[Figure collection entries]

########

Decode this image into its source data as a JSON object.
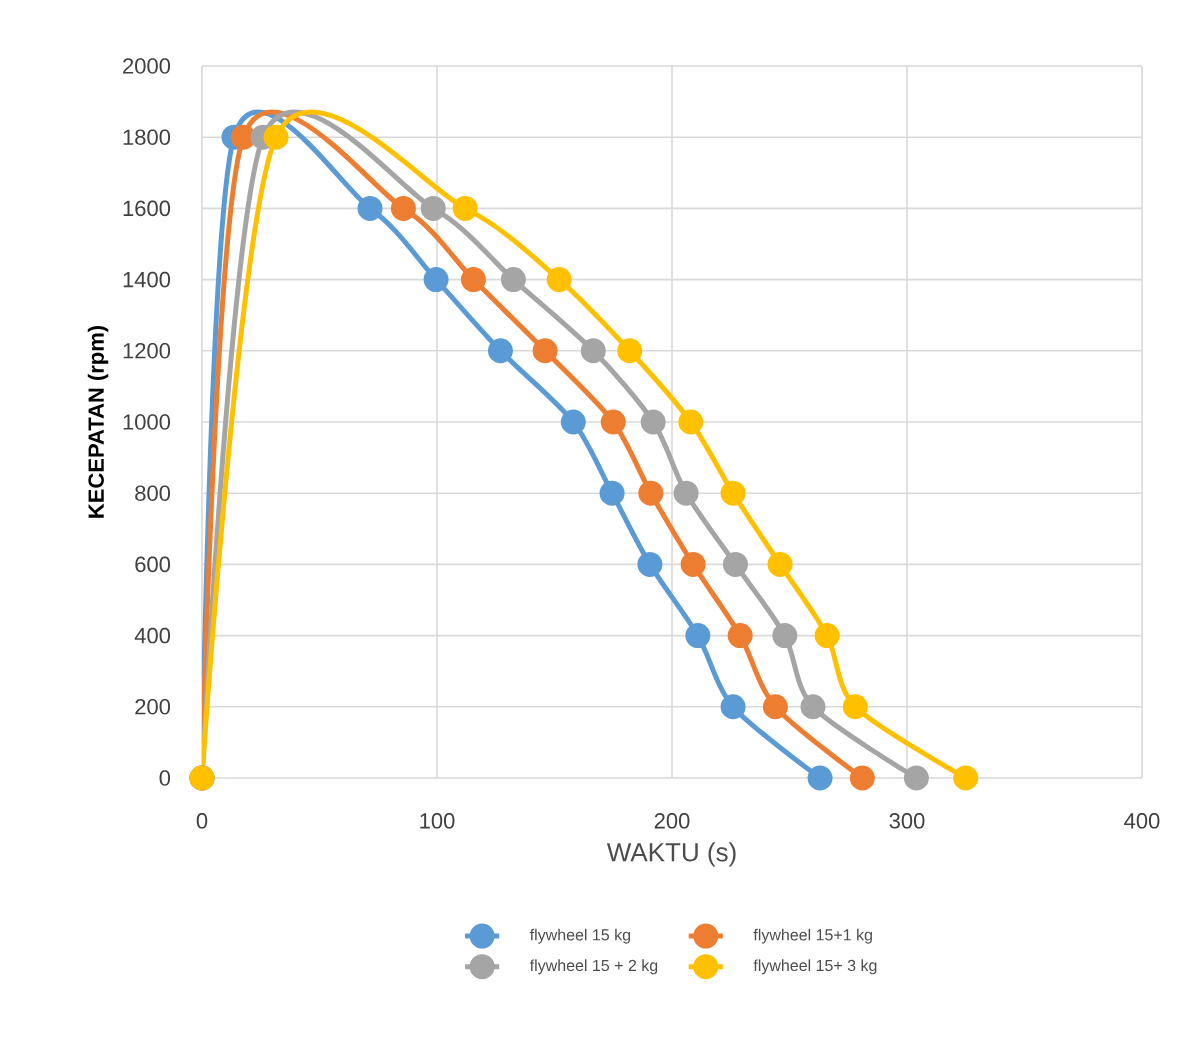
{
  "chart_data": {
    "type": "line",
    "xlabel": "WAKTU (s)",
    "ylabel": "KECEPATAN (rpm)",
    "xlim": [
      0,
      400
    ],
    "ylim": [
      0,
      2000
    ],
    "xticks": [
      0,
      100,
      200,
      300,
      400
    ],
    "yticks": [
      0,
      200,
      400,
      600,
      800,
      1000,
      1200,
      1400,
      1600,
      1800,
      2000
    ],
    "grid": true,
    "legend": "bottom",
    "marker": "circle",
    "line_style": "solid",
    "series": [
      {
        "name": "flywheel 15 kg",
        "color": "#5b9bd5",
        "x": [
          0,
          13.6,
          71.5,
          99.6,
          127,
          158,
          174.5,
          190.6,
          211,
          226,
          263
        ],
        "values": [
          0,
          1800,
          1600,
          1400,
          1200,
          1000,
          800,
          600,
          400,
          200,
          0
        ]
      },
      {
        "name": "flywheel 15+1 kg",
        "color": "#ed7d31",
        "x": [
          0,
          17.6,
          85.7,
          115.5,
          146,
          175,
          191,
          209,
          229,
          244,
          281
        ],
        "values": [
          0,
          1800,
          1600,
          1400,
          1200,
          1000,
          800,
          600,
          400,
          200,
          0
        ]
      },
      {
        "name": "flywheel 15 + 2 kg",
        "color": "#a5a5a5",
        "x": [
          0,
          26,
          98.4,
          132.5,
          166.5,
          192,
          206,
          227,
          248,
          260,
          304
        ],
        "values": [
          0,
          1800,
          1600,
          1400,
          1200,
          1000,
          800,
          600,
          400,
          200,
          0
        ]
      },
      {
        "name": "flywheel 15+ 3 kg",
        "color": "#ffc000",
        "x": [
          0,
          31.5,
          112,
          152,
          182,
          208,
          226,
          246,
          266,
          278,
          325
        ],
        "values": [
          0,
          1800,
          1600,
          1400,
          1200,
          1000,
          800,
          600,
          400,
          200,
          0
        ]
      }
    ]
  }
}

########

Exercise requirements:
Transcribe all the lines above exactly, apart from the pictures.

Solution:
Decode this image into its source data as a JSON object.
{
  "chart_data": {
    "type": "line",
    "xlabel": "WAKTU (s)",
    "ylabel": "KECEPATAN (rpm)",
    "xlim": [
      0,
      400
    ],
    "ylim": [
      0,
      2000
    ],
    "xticks": [
      0,
      100,
      200,
      300,
      400
    ],
    "yticks": [
      0,
      200,
      400,
      600,
      800,
      1000,
      1200,
      1400,
      1600,
      1800,
      2000
    ],
    "grid": true,
    "legend": "bottom",
    "marker": "circle",
    "line_style": "solid",
    "series": [
      {
        "name": "flywheel 15 kg",
        "color": "#5b9bd5",
        "x": [
          0,
          13.6,
          71.5,
          99.6,
          127,
          158,
          174.5,
          190.6,
          211,
          226,
          263
        ],
        "values": [
          0,
          1800,
          1600,
          1400,
          1200,
          1000,
          800,
          600,
          400,
          200,
          0
        ]
      },
      {
        "name": "flywheel 15+1 kg",
        "color": "#ed7d31",
        "x": [
          0,
          17.6,
          85.7,
          115.5,
          146,
          175,
          191,
          209,
          229,
          244,
          281
        ],
        "values": [
          0,
          1800,
          1600,
          1400,
          1200,
          1000,
          800,
          600,
          400,
          200,
          0
        ]
      },
      {
        "name": "flywheel 15 + 2 kg",
        "color": "#a5a5a5",
        "x": [
          0,
          26,
          98.4,
          132.5,
          166.5,
          192,
          206,
          227,
          248,
          260,
          304
        ],
        "values": [
          0,
          1800,
          1600,
          1400,
          1200,
          1000,
          800,
          600,
          400,
          200,
          0
        ]
      },
      {
        "name": "flywheel 15+ 3 kg",
        "color": "#ffc000",
        "x": [
          0,
          31.5,
          112,
          152,
          182,
          208,
          226,
          246,
          266,
          278,
          325
        ],
        "values": [
          0,
          1800,
          1600,
          1400,
          1200,
          1000,
          800,
          600,
          400,
          200,
          0
        ]
      }
    ]
  }
}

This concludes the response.